(begin)
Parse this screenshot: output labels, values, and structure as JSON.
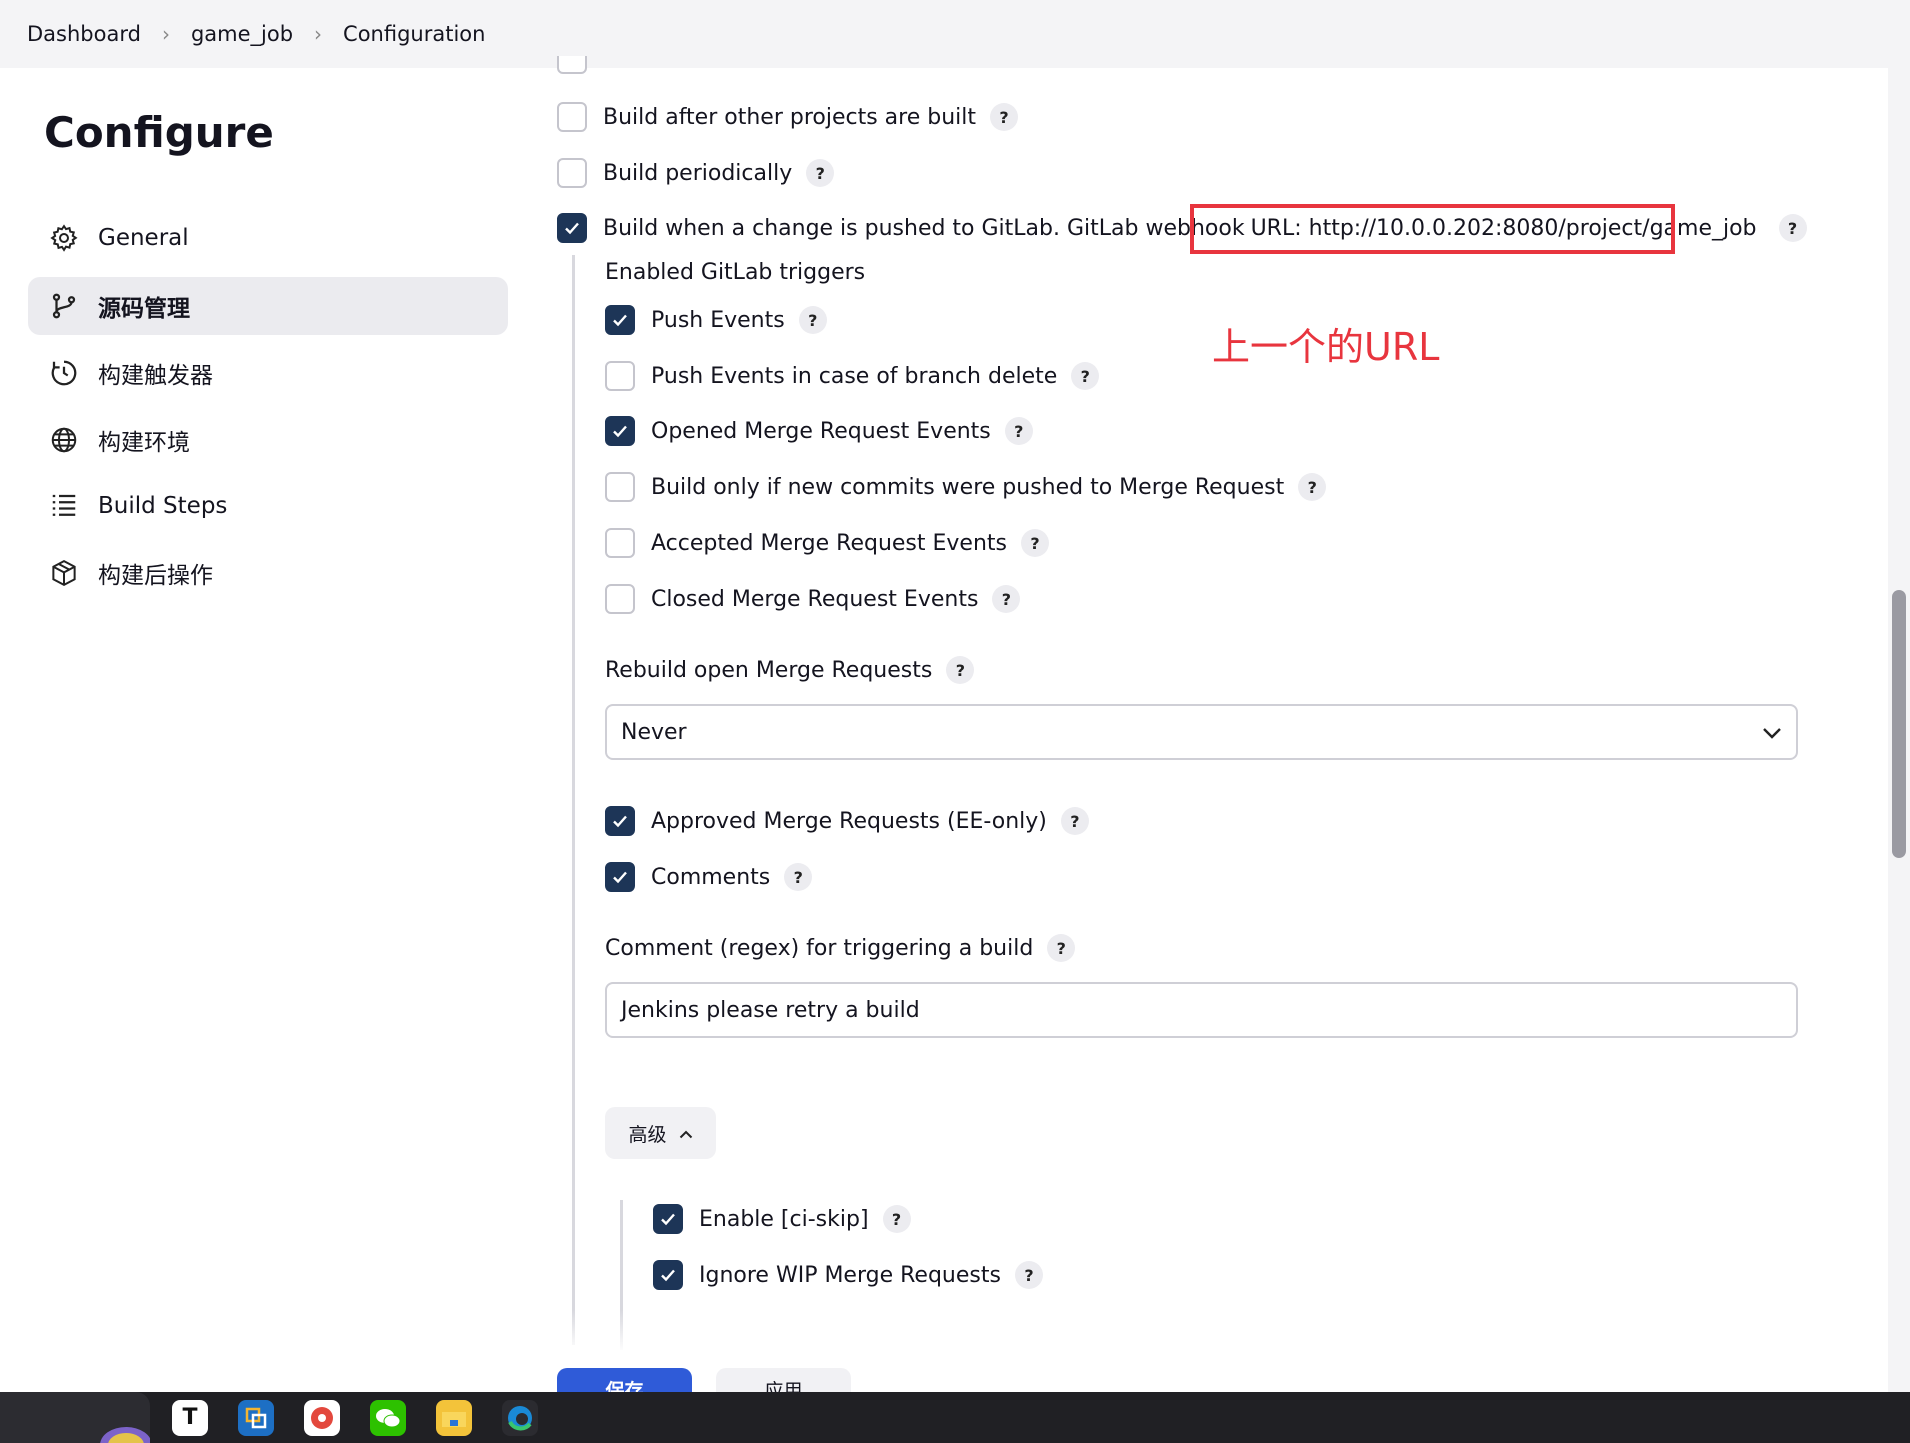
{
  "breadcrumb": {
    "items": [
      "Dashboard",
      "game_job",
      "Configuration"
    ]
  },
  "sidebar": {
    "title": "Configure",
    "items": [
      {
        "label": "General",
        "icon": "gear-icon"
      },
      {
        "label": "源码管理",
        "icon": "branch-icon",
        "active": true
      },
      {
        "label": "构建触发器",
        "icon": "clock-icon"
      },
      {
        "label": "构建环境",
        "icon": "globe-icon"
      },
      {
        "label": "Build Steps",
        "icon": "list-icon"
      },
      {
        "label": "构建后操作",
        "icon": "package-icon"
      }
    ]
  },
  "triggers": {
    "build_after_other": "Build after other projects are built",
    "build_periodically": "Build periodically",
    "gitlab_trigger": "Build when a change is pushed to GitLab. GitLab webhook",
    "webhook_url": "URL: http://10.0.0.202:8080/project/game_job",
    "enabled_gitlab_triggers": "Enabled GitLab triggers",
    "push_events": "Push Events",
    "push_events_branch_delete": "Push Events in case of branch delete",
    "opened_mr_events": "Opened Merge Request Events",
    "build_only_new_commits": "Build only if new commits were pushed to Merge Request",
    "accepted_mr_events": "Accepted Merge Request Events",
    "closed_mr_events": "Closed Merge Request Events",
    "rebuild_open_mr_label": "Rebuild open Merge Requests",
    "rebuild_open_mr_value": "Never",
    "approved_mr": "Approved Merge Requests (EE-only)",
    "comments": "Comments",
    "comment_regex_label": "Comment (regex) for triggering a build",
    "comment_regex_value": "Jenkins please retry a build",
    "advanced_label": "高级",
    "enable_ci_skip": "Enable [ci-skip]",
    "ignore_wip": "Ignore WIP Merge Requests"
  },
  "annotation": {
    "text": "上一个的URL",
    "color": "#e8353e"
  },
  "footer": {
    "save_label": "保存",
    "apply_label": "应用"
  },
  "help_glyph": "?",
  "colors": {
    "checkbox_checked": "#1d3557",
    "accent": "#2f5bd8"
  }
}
(end)
(begin)
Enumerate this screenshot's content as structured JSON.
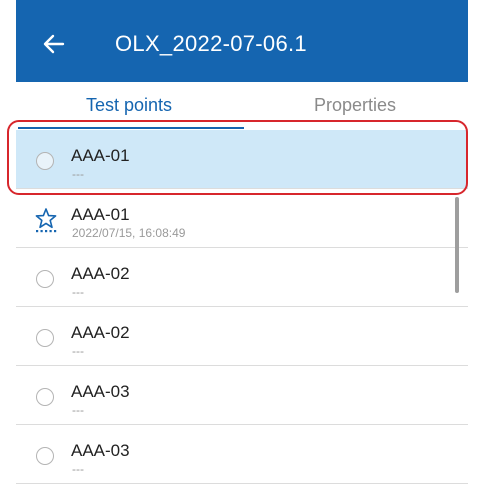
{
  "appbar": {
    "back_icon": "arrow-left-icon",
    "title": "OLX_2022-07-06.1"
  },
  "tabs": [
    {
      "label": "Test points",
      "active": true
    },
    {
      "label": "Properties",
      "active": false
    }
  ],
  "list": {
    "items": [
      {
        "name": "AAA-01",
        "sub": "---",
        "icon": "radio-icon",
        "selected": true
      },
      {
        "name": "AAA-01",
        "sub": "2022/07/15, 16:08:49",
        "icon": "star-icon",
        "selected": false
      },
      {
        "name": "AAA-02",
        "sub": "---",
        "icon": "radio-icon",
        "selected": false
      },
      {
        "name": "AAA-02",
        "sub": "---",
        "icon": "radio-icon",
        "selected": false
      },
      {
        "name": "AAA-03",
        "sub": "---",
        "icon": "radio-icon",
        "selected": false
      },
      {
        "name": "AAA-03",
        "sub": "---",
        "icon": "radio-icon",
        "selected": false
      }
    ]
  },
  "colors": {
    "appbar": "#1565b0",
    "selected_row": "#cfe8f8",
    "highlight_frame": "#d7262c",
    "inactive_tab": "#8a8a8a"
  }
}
(end)
* TASK OBJECTIVE: Using the listing above, gather each line that holds the string "GitLab" and copy it.

* THE OUTPUT:
    "gitlab_trigger": "Build when a change is pushed to GitLab. GitLab webhook",
    "enabled_gitlab_triggers": "Enabled GitLab triggers",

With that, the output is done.